→ Exercise directions
Where a line in the listing below contains the word "Regional", copy that line.

→ Materials provided
━━━━━━━━━━━━━━━━

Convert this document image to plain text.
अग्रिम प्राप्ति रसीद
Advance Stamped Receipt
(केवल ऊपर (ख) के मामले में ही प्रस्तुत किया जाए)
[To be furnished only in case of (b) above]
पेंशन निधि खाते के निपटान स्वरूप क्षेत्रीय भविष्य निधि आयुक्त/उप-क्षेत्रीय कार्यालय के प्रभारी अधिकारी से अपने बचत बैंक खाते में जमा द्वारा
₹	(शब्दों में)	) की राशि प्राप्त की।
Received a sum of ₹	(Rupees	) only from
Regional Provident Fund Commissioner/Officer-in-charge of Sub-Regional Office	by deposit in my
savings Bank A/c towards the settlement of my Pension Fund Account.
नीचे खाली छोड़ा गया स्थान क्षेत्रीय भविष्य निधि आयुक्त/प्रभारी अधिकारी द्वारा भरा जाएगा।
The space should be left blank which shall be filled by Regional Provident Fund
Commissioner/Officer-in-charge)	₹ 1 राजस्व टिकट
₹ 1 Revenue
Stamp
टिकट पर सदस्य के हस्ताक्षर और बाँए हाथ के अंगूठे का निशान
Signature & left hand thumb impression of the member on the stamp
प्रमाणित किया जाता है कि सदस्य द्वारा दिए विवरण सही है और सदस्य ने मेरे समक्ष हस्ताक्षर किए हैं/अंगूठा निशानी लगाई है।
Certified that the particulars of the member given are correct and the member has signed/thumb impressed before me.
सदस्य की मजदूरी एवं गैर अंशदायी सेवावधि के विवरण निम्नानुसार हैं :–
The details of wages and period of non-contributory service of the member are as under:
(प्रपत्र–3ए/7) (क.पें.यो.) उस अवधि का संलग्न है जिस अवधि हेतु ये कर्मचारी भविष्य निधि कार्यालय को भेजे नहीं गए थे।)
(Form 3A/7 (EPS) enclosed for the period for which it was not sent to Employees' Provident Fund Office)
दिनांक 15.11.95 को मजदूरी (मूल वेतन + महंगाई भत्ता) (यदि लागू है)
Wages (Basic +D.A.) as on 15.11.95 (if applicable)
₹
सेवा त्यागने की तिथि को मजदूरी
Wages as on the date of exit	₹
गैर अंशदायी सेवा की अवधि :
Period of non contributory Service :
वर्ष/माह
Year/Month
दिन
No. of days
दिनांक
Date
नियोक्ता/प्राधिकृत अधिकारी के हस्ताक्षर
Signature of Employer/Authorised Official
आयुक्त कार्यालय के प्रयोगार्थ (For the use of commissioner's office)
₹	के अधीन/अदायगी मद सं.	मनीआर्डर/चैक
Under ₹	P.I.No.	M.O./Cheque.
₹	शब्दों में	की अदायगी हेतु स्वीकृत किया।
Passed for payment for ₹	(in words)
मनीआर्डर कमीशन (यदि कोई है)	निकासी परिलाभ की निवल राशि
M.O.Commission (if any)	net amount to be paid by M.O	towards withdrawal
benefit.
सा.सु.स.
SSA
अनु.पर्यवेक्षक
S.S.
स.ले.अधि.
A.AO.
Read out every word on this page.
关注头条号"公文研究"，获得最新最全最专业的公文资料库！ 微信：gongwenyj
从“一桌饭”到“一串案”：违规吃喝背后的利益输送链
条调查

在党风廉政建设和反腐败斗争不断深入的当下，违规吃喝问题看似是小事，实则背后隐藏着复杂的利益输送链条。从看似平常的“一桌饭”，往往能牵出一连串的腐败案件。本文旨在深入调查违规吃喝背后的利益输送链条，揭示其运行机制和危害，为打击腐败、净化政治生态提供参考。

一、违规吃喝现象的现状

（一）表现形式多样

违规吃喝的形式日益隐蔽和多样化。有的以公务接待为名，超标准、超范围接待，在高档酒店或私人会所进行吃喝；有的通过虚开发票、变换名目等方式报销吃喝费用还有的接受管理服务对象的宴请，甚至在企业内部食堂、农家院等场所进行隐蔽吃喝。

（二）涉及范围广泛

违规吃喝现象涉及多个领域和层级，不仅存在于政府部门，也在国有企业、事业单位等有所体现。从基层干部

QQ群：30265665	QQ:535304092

━━━━━━━━━━━━━━━━

→ Written solution
Regional Provident Fund Commissioner/Officer-in-charge of Sub-Regional Office	by deposit in my
The space should be left blank which shall be filled by Regional Provident Fund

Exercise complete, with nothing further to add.